TASK TO COMPLETE:
Restate all of the data exactly.

--- TASK DATA ---

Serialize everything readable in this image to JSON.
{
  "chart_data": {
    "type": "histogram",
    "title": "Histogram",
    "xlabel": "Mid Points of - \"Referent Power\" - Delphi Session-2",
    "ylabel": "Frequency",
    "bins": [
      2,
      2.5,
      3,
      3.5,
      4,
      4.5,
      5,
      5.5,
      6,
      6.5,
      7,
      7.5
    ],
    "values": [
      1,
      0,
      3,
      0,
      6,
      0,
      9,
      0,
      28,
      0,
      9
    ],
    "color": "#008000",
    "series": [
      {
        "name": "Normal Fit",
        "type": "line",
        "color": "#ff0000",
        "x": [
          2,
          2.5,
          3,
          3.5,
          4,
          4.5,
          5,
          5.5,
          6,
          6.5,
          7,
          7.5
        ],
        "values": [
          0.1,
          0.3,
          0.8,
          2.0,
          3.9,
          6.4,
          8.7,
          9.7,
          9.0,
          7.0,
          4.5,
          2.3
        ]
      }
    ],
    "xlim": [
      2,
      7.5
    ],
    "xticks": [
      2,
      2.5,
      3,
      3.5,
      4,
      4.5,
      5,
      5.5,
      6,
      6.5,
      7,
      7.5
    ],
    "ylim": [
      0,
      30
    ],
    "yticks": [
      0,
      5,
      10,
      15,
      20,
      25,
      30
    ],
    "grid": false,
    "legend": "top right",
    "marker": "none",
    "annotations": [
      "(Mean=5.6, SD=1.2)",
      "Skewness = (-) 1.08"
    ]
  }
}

---

REPLY:
Serialize everything readable in this image to JSON.
{
  "chart_data": {
    "type": "histogram",
    "title": "Histogram",
    "xlabel": "Mid Points of - \"Referent Power\" - Delphi Session-2",
    "ylabel": "Frequency",
    "bins": [
      2,
      2.5,
      3,
      3.5,
      4,
      4.5,
      5,
      5.5,
      6,
      6.5,
      7,
      7.5
    ],
    "values": [
      1,
      0,
      3,
      0,
      6,
      0,
      9,
      0,
      28,
      0,
      9
    ],
    "color": "#008000",
    "series": [
      {
        "name": "Normal Fit",
        "type": "line",
        "color": "#ff0000",
        "x": [
          2,
          2.5,
          3,
          3.5,
          4,
          4.5,
          5,
          5.5,
          6,
          6.5,
          7,
          7.5
        ],
        "values": [
          0.1,
          0.3,
          0.8,
          2.0,
          3.9,
          6.4,
          8.7,
          9.7,
          9.0,
          7.0,
          4.5,
          2.3
        ]
      }
    ],
    "xlim": [
      2,
      7.5
    ],
    "xticks": [
      2,
      2.5,
      3,
      3.5,
      4,
      4.5,
      5,
      5.5,
      6,
      6.5,
      7,
      7.5
    ],
    "ylim": [
      0,
      30
    ],
    "yticks": [
      0,
      5,
      10,
      15,
      20,
      25,
      30
    ],
    "grid": false,
    "legend": "top right",
    "marker": "none",
    "annotations": [
      "(Mean=5.6, SD=1.2)",
      "Skewness = (-) 1.08"
    ]
  }
}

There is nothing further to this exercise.